■ TASK OBJECTIVE ■
Copy the listing below word for word, but omit the pictures.

============================================================

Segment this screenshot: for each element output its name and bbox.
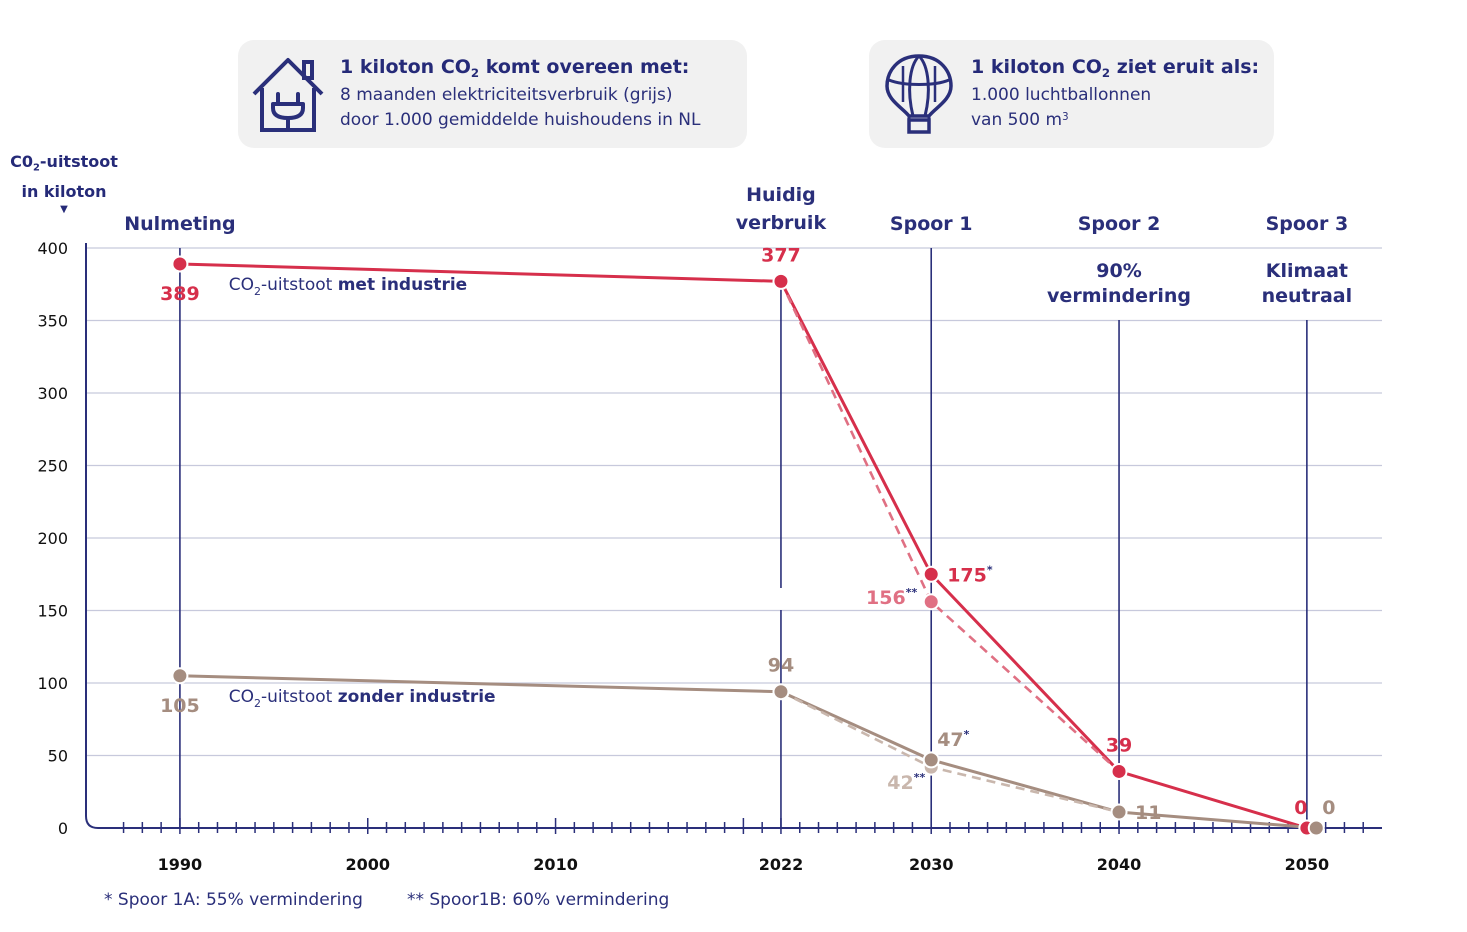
y-tick-label: 350 [37,312,68,331]
x-tick-label: 2000 [345,855,390,874]
data-label: 0 [1322,797,1335,819]
milestone-sublabel: Klimaat [1266,260,1348,282]
card-text-line: 1.000 luchtballonnen [971,85,1152,105]
milestone-label: Huidig [746,184,816,206]
data-label: 377 [761,244,801,266]
milestone-sublabel: 90% [1096,260,1141,282]
data-point [1110,762,1128,780]
series-legend-label: CO2-uitstoot zonder industrie [229,687,496,710]
card-text-line: 8 maanden elektriciteitsverbruik (grijs) [340,85,673,105]
card-title: 1 kiloton CO2 komt overeen met: [340,56,690,81]
hot-air-balloon-icon [879,52,959,140]
footnote-spoor-1b: ** Spoor1B: 60% vermindering [406,890,670,910]
data-label: 389 [160,283,200,305]
y-tick-label: 300 [37,384,68,403]
data-point [922,565,940,583]
data-point [772,272,790,290]
milestone-label: Spoor 3 [1266,213,1349,235]
x-tick-label: 2010 [533,855,578,874]
series-line [779,280,1120,773]
x-axis-line [85,243,1382,829]
data-point [1110,803,1128,821]
data-point [772,683,790,701]
house-plug-icon [248,52,328,140]
x-tick-label: 1990 [158,855,203,874]
y-tick-label: 150 [37,602,68,621]
milestone-sublabel: neutraal [1262,285,1353,307]
card-text-line: van 500 m3 [971,110,1069,130]
series-legend-label: CO2-uitstoot met industrie [229,275,467,298]
x-tick-label: 2040 [1097,855,1142,874]
data-point [922,751,940,769]
series-line [780,690,1120,814]
milestone-sublabel: vermindering [1047,285,1191,307]
data-point [922,593,940,611]
y-tick-label: 200 [37,529,68,548]
data-label: 105 [160,695,200,717]
y-tick-label: 400 [37,239,68,258]
data-point [171,255,189,273]
data-label: 94 [768,655,794,677]
y-tick-label: 0 [58,819,68,838]
y-tick-label: 50 [48,747,68,766]
data-point [1307,819,1325,837]
milestone-label: verbruik [736,212,827,234]
x-tick-label: 2050 [1285,855,1330,874]
milestone-label: Spoor 1 [890,213,973,235]
series-line [179,262,1308,830]
footnotes: * Spoor 1A: 55% vermindering ** Spoor1B: … [104,890,669,910]
y-axis-title: C02-uitstoot in kiloton ▼ [4,150,124,216]
info-card-household: 1 kiloton CO2 komt overeen met: 8 maande… [238,40,747,148]
x-tick-label: 2022 [759,855,804,874]
y-tick-label: 100 [37,674,68,693]
data-label: 0 [1294,797,1307,819]
data-label: 42** [887,771,925,794]
data-label: 39 [1106,734,1132,756]
milestone-label: Nulmeting [124,213,235,235]
data-label: 11 [1135,802,1161,824]
x-tick-label: 2030 [909,855,954,874]
data-label: 175* [947,563,993,586]
info-card-balloon: 1 kiloton CO2 ziet eruit als: 1.000 luch… [869,40,1274,148]
card-title: 1 kiloton CO2 ziet eruit als: [971,56,1260,81]
data-label: 47* [937,728,969,751]
card-text-line: door 1.000 gemiddelde huishoudens in NL [340,110,701,130]
footnote-spoor-1a: * Spoor 1A: 55% vermindering [104,890,363,910]
data-label: 156** [866,586,917,609]
milestone-label: Spoor 2 [1078,213,1161,235]
down-arrow-icon: ▼ [60,204,68,216]
y-tick-label: 250 [37,457,68,476]
data-point [171,667,189,685]
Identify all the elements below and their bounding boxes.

============================================================

■ ANSWER FOR THIS EXERCISE ■
Segment this screenshot: for each element output its name and bbox.
y-tick-label: 350 [37,312,68,331]
x-tick-label: 2000 [345,855,390,874]
data-label: 0 [1322,797,1335,819]
milestone-sublabel: Klimaat [1266,260,1348,282]
card-text-line: 1.000 luchtballonnen [971,85,1152,105]
milestone-label: Huidig [746,184,816,206]
data-label: 377 [761,244,801,266]
milestone-sublabel: 90% [1096,260,1141,282]
data-point [1110,762,1128,780]
series-legend-label: CO2-uitstoot zonder industrie [229,687,496,710]
card-text-line: 8 maanden elektriciteitsverbruik (grijs) [340,85,673,105]
card-title: 1 kiloton CO2 komt overeen met: [340,56,690,81]
hot-air-balloon-icon [879,52,959,140]
footnote-spoor-1b: ** Spoor1B: 60% vermindering [406,890,670,910]
data-label: 389 [160,283,200,305]
y-tick-label: 300 [37,384,68,403]
data-point [922,565,940,583]
data-point [772,272,790,290]
milestone-label: Spoor 3 [1266,213,1349,235]
x-tick-label: 2010 [533,855,578,874]
series-line [779,280,1120,773]
x-axis-line [85,243,1382,829]
data-point [1110,803,1128,821]
data-point [772,683,790,701]
house-plug-icon [248,52,328,140]
x-tick-label: 1990 [158,855,203,874]
y-tick-label: 150 [37,602,68,621]
milestone-sublabel: neutraal [1262,285,1353,307]
card-text-line: van 500 m3 [971,110,1069,130]
series-legend-label: CO2-uitstoot met industrie [229,275,467,298]
x-tick-label: 2040 [1097,855,1142,874]
data-point [922,751,940,769]
series-line [780,690,1120,814]
milestone-sublabel: vermindering [1047,285,1191,307]
data-point [922,593,940,611]
y-tick-label: 200 [37,529,68,548]
data-label: 105 [160,695,200,717]
y-tick-label: 400 [37,239,68,258]
data-point [171,255,189,273]
data-label: 94 [768,655,794,677]
y-tick-label: 0 [58,819,68,838]
y-tick-label: 50 [48,747,68,766]
data-point [1307,819,1325,837]
milestone-label: verbruik [736,212,827,234]
x-tick-label: 2050 [1285,855,1330,874]
milestone-label: Spoor 1 [890,213,973,235]
series-line [179,262,1308,830]
footnotes: * Spoor 1A: 55% vermindering ** Spoor1B: … [104,890,669,910]
y-axis-title: C02-uitstoot in kiloton ▼ [4,150,124,216]
info-card-household: 1 kiloton CO2 komt overeen met: 8 maande… [238,40,747,148]
x-tick-label: 2022 [759,855,804,874]
y-tick-label: 100 [37,674,68,693]
data-label: 0 [1294,797,1307,819]
data-label: 42** [887,771,925,794]
data-label: 39 [1106,734,1132,756]
milestone-label: Nulmeting [124,213,235,235]
data-label: 11 [1135,802,1161,824]
x-tick-label: 2030 [909,855,954,874]
data-label: 175* [947,563,993,586]
info-card-balloon: 1 kiloton CO2 ziet eruit als: 1.000 luch… [869,40,1274,148]
card-title: 1 kiloton CO2 ziet eruit als: [971,56,1260,81]
data-label: 47* [937,728,969,751]
card-text-line: door 1.000 gemiddelde huishoudens in NL [340,110,701,130]
footnote-spoor-1a: * Spoor 1A: 55% vermindering [104,890,363,910]
data-label: 156** [866,586,917,609]
milestone-label: Spoor 2 [1078,213,1161,235]
down-arrow-icon: ▼ [60,204,68,216]
y-tick-label: 250 [37,457,68,476]
data-point [171,667,189,685]
Identify all the elements below and their bounding boxes.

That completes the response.